**Dataset records**
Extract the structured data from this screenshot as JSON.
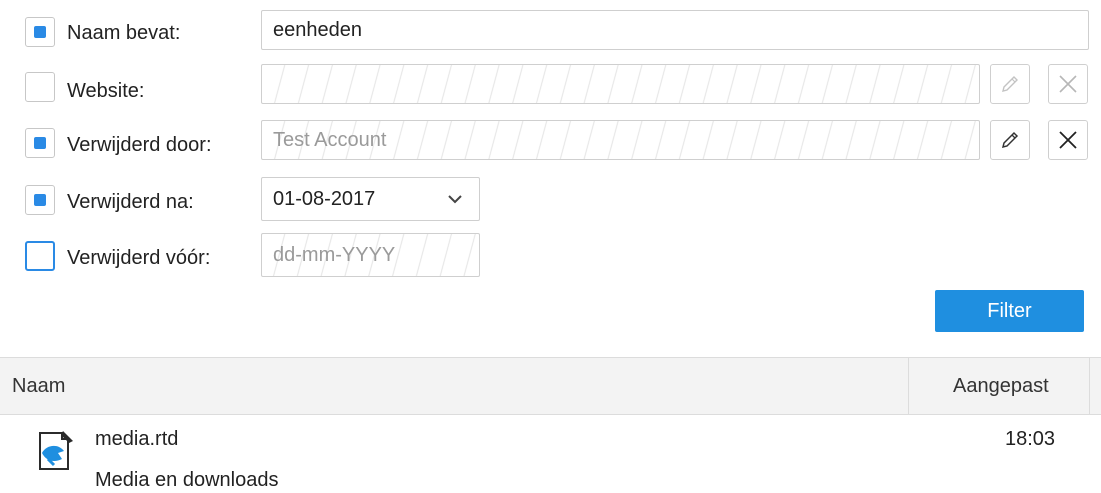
{
  "filters": [
    {
      "key": "name",
      "label": "Naam bevat:",
      "checked": true,
      "value": "eenheden",
      "placeholder": ""
    },
    {
      "key": "website",
      "label": "Website:",
      "checked": false,
      "value": "",
      "placeholder": ""
    },
    {
      "key": "removed_by",
      "label": "Verwijderd door:",
      "checked": true,
      "value": "",
      "placeholder": "Test Account"
    },
    {
      "key": "removed_after",
      "label": "Verwijderd na:",
      "checked": true,
      "value": "01-08-2017",
      "placeholder": ""
    },
    {
      "key": "removed_before",
      "label": "Verwijderd vóór:",
      "checked": false,
      "value": "",
      "placeholder": "dd-mm-YYYY"
    }
  ],
  "actions": {
    "website_edit_icon": "pencil-icon",
    "website_clear_icon": "close-icon",
    "removed_by_edit_icon": "pencil-icon",
    "removed_by_clear_icon": "close-icon",
    "dropdown_icon": "chevron-down-icon"
  },
  "filter_button": {
    "label": "Filter",
    "color": "#1f8fe0"
  },
  "grid": {
    "columns": {
      "name": "Naam",
      "modified": "Aangepast"
    },
    "rows": [
      {
        "name": "media.rtd",
        "description": "Media en downloads",
        "modified": "18:03",
        "icon": "site-icon"
      }
    ]
  },
  "colors": {
    "accent": "#2a8ae5"
  }
}
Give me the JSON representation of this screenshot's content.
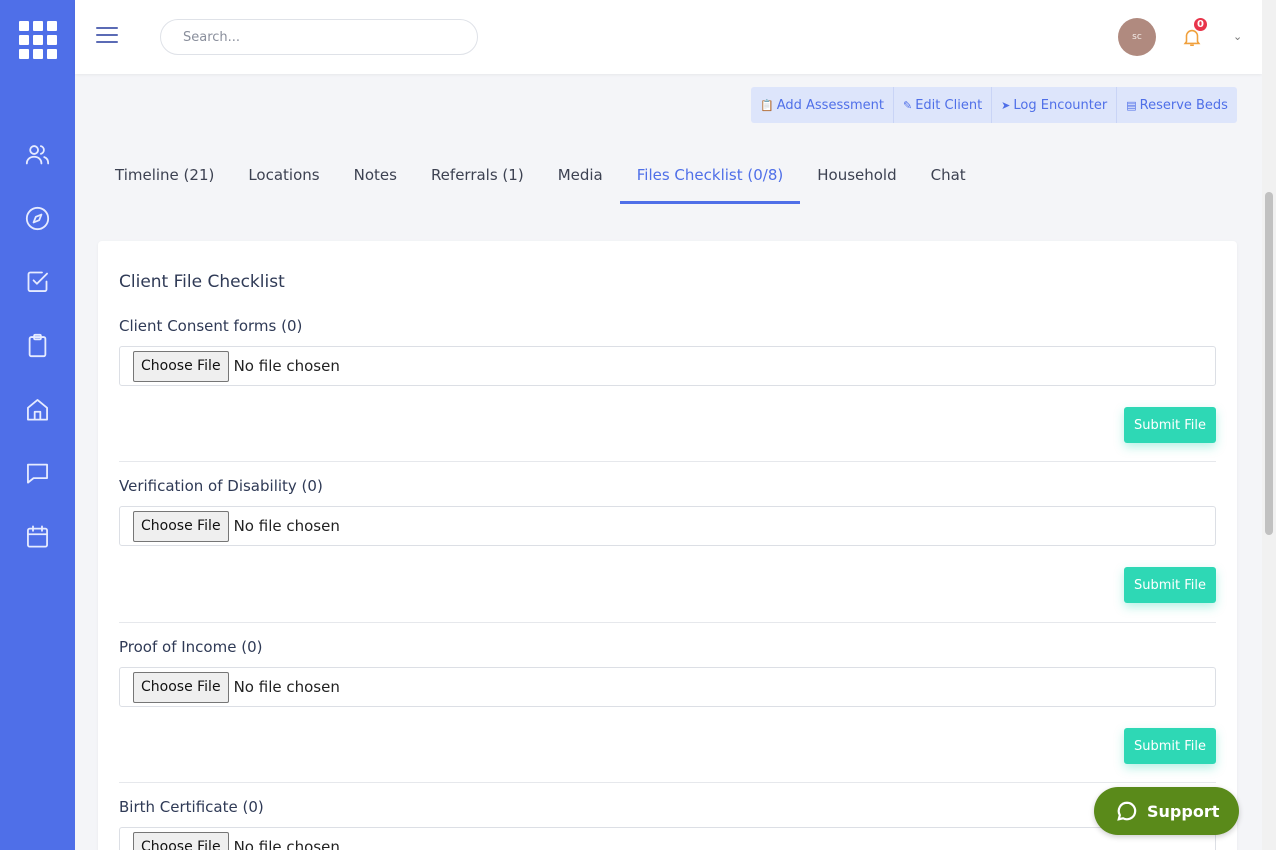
{
  "header": {
    "search_placeholder": "Search...",
    "avatar_initials": "sc",
    "notifications_count": "0"
  },
  "actions": [
    {
      "label": "Add Assessment",
      "icon": "clipboard-icon"
    },
    {
      "label": "Edit Client",
      "icon": "edit-icon"
    },
    {
      "label": "Log Encounter",
      "icon": "location-arrow-icon"
    },
    {
      "label": "Reserve Beds",
      "icon": "archive-icon"
    }
  ],
  "tabs": [
    {
      "label": "Timeline (21)"
    },
    {
      "label": "Locations"
    },
    {
      "label": "Notes"
    },
    {
      "label": "Referrals (1)"
    },
    {
      "label": "Media"
    },
    {
      "label": "Files Checklist (0/8)",
      "active": true
    },
    {
      "label": "Household"
    },
    {
      "label": "Chat"
    }
  ],
  "card": {
    "title": "Client File Checklist",
    "sections": [
      {
        "title": "Client Consent forms (0)",
        "choose_label": "Choose File",
        "file_status": "No file chosen",
        "submit_label": "Submit File"
      },
      {
        "title": "Verification of Disability (0)",
        "choose_label": "Choose File",
        "file_status": "No file chosen",
        "submit_label": "Submit File"
      },
      {
        "title": "Proof of Income (0)",
        "choose_label": "Choose File",
        "file_status": "No file chosen",
        "submit_label": "Submit File"
      },
      {
        "title": "Birth Certificate (0)",
        "choose_label": "Choose File",
        "file_status": "No file chosen"
      }
    ]
  },
  "support": {
    "label": "Support"
  },
  "colors": {
    "sidebar": "#4f6fe8",
    "accent": "#4f6fe8",
    "submit": "#2ed8b5",
    "support": "#5a8a1a",
    "badge": "#e8344a"
  }
}
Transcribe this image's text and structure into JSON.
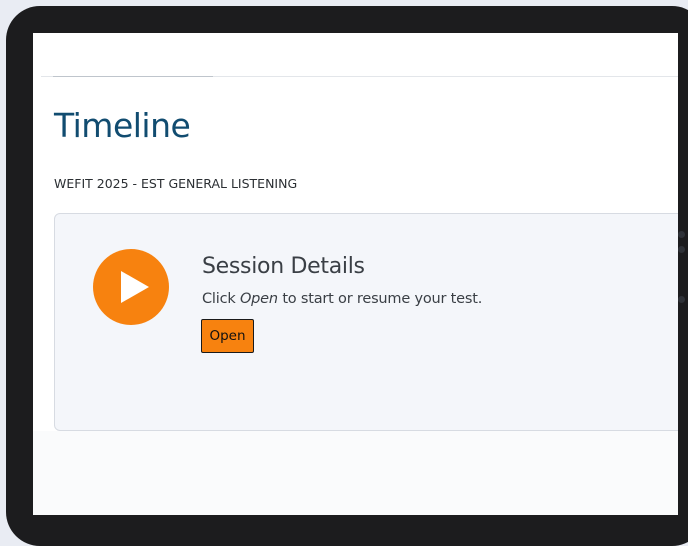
{
  "page": {
    "title": "Timeline",
    "subtitle": "WEFIT 2025 - EST GENERAL LISTENING"
  },
  "session": {
    "title": "Session Details",
    "desc_prefix": "Click ",
    "desc_emphasis": "Open",
    "desc_suffix": " to start or resume your test.",
    "open_label": "Open",
    "icon": "play-icon"
  },
  "colors": {
    "title": "#114c70",
    "accent": "#f7820f",
    "card_bg": "#f4f6fa",
    "device_frame": "#1c1c1e"
  }
}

**Exercise aim**
Every entry above is to be set down exactly; the pictures are to be left out.

**Task result**
Extract the structured data from this screenshot as JSON.
{
  "filters": [
    {
      "key": "name",
      "label": "Naam bevat:",
      "checked": true,
      "value": "eenheden",
      "placeholder": ""
    },
    {
      "key": "website",
      "label": "Website:",
      "checked": false,
      "value": "",
      "placeholder": ""
    },
    {
      "key": "removed_by",
      "label": "Verwijderd door:",
      "checked": true,
      "value": "",
      "placeholder": "Test Account"
    },
    {
      "key": "removed_after",
      "label": "Verwijderd na:",
      "checked": true,
      "value": "01-08-2017",
      "placeholder": ""
    },
    {
      "key": "removed_before",
      "label": "Verwijderd vóór:",
      "checked": false,
      "value": "",
      "placeholder": "dd-mm-YYYY"
    }
  ],
  "actions": {
    "website_edit_icon": "pencil-icon",
    "website_clear_icon": "close-icon",
    "removed_by_edit_icon": "pencil-icon",
    "removed_by_clear_icon": "close-icon",
    "dropdown_icon": "chevron-down-icon"
  },
  "filter_button": {
    "label": "Filter",
    "color": "#1f8fe0"
  },
  "grid": {
    "columns": {
      "name": "Naam",
      "modified": "Aangepast"
    },
    "rows": [
      {
        "name": "media.rtd",
        "description": "Media en downloads",
        "modified": "18:03",
        "icon": "site-icon"
      }
    ]
  },
  "colors": {
    "accent": "#2a8ae5"
  }
}
Give me the JSON representation of this screenshot's content.
{
  "header": {
    "search_placeholder": "Search...",
    "avatar_initials": "sc",
    "notifications_count": "0"
  },
  "actions": [
    {
      "label": "Add Assessment",
      "icon": "clipboard-icon"
    },
    {
      "label": "Edit Client",
      "icon": "edit-icon"
    },
    {
      "label": "Log Encounter",
      "icon": "location-arrow-icon"
    },
    {
      "label": "Reserve Beds",
      "icon": "archive-icon"
    }
  ],
  "tabs": [
    {
      "label": "Timeline (21)"
    },
    {
      "label": "Locations"
    },
    {
      "label": "Notes"
    },
    {
      "label": "Referrals (1)"
    },
    {
      "label": "Media"
    },
    {
      "label": "Files Checklist (0/8)",
      "active": true
    },
    {
      "label": "Household"
    },
    {
      "label": "Chat"
    }
  ],
  "card": {
    "title": "Client File Checklist",
    "sections": [
      {
        "title": "Client Consent forms (0)",
        "choose_label": "Choose File",
        "file_status": "No file chosen",
        "submit_label": "Submit File"
      },
      {
        "title": "Verification of Disability (0)",
        "choose_label": "Choose File",
        "file_status": "No file chosen",
        "submit_label": "Submit File"
      },
      {
        "title": "Proof of Income (0)",
        "choose_label": "Choose File",
        "file_status": "No file chosen",
        "submit_label": "Submit File"
      },
      {
        "title": "Birth Certificate (0)",
        "choose_label": "Choose File",
        "file_status": "No file chosen"
      }
    ]
  },
  "support": {
    "label": "Support"
  },
  "colors": {
    "sidebar": "#4f6fe8",
    "accent": "#4f6fe8",
    "submit": "#2ed8b5",
    "support": "#5a8a1a",
    "badge": "#e8344a"
  }
}
Transcribe this image's text and structure into JSON.
{
  "page": {
    "title": "Timeline",
    "subtitle": "WEFIT 2025 - EST GENERAL LISTENING"
  },
  "session": {
    "title": "Session Details",
    "desc_prefix": "Click ",
    "desc_emphasis": "Open",
    "desc_suffix": " to start or resume your test.",
    "open_label": "Open",
    "icon": "play-icon"
  },
  "colors": {
    "title": "#114c70",
    "accent": "#f7820f",
    "card_bg": "#f4f6fa",
    "device_frame": "#1c1c1e"
  }
}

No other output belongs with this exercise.